# [What you have to do]
Show every line that has the string "first" in it.

# [Material for this exercise]
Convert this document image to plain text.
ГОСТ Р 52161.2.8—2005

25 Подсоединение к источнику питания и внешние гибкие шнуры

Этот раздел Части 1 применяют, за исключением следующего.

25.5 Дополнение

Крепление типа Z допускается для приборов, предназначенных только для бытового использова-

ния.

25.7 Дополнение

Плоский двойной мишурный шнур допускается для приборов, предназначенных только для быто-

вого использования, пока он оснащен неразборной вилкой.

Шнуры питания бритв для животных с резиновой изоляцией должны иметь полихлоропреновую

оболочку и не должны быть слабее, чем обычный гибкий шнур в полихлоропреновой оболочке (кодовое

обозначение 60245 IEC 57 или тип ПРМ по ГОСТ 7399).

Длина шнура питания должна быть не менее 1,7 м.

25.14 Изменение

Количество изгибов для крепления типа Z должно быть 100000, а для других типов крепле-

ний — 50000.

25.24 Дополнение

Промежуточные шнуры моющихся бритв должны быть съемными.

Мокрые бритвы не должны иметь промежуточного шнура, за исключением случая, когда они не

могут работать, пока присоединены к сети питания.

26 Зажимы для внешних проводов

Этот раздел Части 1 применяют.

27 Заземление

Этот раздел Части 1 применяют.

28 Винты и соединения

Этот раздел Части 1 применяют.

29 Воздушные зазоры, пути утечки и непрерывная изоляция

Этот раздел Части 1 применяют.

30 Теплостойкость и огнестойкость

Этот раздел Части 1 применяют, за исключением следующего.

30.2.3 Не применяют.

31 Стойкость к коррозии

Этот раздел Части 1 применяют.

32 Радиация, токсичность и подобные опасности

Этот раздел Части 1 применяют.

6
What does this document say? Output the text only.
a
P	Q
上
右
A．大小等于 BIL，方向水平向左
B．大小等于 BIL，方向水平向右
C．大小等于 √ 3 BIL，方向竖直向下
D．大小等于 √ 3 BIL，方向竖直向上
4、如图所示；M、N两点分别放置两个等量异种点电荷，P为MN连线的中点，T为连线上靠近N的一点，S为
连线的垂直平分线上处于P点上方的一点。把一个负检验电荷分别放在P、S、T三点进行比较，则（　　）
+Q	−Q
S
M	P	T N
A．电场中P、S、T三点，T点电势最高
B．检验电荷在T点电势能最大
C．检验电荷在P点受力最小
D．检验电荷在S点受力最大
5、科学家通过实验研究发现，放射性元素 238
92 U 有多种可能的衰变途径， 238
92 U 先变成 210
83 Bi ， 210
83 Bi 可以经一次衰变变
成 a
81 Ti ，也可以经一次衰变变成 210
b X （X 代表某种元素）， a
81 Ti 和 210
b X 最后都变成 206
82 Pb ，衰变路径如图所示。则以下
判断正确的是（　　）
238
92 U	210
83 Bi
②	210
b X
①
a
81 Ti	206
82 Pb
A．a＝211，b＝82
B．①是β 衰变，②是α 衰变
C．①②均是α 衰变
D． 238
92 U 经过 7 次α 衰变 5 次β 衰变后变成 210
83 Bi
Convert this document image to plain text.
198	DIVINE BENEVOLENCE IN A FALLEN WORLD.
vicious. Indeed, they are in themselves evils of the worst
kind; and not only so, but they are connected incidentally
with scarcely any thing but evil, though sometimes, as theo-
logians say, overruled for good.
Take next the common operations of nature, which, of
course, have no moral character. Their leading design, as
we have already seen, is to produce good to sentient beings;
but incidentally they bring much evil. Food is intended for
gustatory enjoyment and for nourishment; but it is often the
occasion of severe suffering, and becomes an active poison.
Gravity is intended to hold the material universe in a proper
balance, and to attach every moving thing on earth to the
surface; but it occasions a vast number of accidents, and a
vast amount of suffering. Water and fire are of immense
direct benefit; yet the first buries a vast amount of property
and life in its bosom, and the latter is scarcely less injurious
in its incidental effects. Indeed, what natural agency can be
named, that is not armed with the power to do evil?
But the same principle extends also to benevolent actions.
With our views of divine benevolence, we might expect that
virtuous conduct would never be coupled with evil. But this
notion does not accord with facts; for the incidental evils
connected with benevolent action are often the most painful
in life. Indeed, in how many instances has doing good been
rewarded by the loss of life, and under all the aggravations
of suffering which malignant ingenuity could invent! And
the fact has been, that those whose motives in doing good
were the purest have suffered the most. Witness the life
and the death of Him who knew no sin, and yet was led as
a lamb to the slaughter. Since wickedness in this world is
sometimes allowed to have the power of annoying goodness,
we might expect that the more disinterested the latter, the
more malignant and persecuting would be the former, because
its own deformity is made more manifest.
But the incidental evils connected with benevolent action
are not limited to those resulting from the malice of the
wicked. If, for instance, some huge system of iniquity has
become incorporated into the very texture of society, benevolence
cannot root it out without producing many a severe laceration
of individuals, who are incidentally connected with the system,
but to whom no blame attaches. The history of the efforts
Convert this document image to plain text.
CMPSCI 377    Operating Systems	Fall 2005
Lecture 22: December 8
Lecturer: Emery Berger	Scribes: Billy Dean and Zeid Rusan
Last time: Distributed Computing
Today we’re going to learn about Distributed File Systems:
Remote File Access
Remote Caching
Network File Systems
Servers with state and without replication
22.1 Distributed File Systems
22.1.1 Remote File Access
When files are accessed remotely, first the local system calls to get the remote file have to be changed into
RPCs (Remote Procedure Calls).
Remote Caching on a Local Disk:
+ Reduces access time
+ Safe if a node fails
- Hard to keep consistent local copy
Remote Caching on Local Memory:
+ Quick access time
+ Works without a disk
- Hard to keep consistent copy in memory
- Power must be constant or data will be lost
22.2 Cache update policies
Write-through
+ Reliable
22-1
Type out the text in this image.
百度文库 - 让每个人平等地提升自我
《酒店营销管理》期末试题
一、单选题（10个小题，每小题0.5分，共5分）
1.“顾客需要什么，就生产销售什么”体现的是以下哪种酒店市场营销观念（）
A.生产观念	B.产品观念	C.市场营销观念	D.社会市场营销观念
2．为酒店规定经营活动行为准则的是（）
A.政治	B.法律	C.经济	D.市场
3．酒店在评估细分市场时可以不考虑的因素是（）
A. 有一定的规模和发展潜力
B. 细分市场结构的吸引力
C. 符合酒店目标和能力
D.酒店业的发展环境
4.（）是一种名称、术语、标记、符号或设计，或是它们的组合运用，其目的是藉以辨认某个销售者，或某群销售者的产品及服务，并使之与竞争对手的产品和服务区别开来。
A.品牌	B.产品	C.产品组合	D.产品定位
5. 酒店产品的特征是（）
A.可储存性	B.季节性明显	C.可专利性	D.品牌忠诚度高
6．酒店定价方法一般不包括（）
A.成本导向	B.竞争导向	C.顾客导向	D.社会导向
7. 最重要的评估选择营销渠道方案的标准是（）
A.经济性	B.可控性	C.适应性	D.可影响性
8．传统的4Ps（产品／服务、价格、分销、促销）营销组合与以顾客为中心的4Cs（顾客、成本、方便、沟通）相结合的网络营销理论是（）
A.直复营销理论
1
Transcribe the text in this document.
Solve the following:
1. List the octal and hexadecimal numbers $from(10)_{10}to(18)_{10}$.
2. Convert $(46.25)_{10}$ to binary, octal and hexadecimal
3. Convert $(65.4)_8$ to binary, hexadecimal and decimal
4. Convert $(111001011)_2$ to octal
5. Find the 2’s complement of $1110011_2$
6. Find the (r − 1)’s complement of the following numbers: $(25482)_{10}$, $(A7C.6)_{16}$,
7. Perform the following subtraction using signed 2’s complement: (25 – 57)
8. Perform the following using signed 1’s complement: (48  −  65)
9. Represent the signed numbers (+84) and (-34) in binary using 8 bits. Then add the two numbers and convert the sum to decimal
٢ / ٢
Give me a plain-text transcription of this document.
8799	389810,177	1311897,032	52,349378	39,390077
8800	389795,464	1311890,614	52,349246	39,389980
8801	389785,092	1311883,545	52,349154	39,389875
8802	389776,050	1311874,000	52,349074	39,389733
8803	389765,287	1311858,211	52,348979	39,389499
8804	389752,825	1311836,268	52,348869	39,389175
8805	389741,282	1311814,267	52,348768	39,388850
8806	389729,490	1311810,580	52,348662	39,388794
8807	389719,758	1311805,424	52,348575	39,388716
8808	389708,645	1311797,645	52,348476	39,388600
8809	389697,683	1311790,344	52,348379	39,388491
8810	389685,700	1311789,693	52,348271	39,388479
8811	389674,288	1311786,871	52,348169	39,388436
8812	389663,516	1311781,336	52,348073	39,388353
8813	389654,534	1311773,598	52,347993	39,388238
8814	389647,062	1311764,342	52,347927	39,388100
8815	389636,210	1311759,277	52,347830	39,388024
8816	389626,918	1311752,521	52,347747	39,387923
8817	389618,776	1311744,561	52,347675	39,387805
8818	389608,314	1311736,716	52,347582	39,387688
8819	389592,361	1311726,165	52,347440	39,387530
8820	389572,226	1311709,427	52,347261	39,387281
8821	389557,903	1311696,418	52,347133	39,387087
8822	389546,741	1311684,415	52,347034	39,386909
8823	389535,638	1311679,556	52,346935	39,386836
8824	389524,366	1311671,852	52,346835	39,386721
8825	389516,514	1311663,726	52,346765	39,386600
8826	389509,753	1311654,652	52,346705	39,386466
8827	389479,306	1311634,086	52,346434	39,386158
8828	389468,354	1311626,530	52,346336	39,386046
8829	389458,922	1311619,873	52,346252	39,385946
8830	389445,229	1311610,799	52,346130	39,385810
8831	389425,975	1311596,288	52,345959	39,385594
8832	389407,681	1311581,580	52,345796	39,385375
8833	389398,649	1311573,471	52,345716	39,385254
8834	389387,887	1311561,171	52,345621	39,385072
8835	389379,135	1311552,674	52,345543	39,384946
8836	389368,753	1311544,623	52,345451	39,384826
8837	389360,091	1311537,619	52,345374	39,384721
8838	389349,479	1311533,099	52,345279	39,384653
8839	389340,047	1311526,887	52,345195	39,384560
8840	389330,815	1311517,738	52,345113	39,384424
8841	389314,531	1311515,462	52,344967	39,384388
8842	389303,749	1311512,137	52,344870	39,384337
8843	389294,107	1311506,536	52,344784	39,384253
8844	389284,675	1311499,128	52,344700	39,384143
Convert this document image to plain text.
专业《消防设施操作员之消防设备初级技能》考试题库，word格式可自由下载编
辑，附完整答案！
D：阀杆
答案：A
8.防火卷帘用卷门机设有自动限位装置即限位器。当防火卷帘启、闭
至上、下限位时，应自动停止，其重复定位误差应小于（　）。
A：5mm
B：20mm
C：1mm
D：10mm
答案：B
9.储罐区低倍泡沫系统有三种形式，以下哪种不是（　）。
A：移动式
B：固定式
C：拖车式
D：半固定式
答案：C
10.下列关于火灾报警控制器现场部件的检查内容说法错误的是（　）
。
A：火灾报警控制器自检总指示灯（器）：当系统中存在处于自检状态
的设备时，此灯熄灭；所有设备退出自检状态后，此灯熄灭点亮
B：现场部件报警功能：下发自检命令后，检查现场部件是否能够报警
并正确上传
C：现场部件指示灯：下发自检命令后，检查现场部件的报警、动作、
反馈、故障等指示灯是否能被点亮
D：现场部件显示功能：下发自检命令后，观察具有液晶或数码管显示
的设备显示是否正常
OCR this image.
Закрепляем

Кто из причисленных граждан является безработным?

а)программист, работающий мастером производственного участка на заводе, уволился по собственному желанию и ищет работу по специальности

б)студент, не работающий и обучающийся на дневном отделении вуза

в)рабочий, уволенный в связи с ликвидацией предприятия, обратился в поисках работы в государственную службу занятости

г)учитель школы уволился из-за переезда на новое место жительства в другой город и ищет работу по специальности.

# [Solution]
direct benefit; yet the first buries a vast amount of property
When files are accessed remotely, first the local system calls to get the remote file have to be changed into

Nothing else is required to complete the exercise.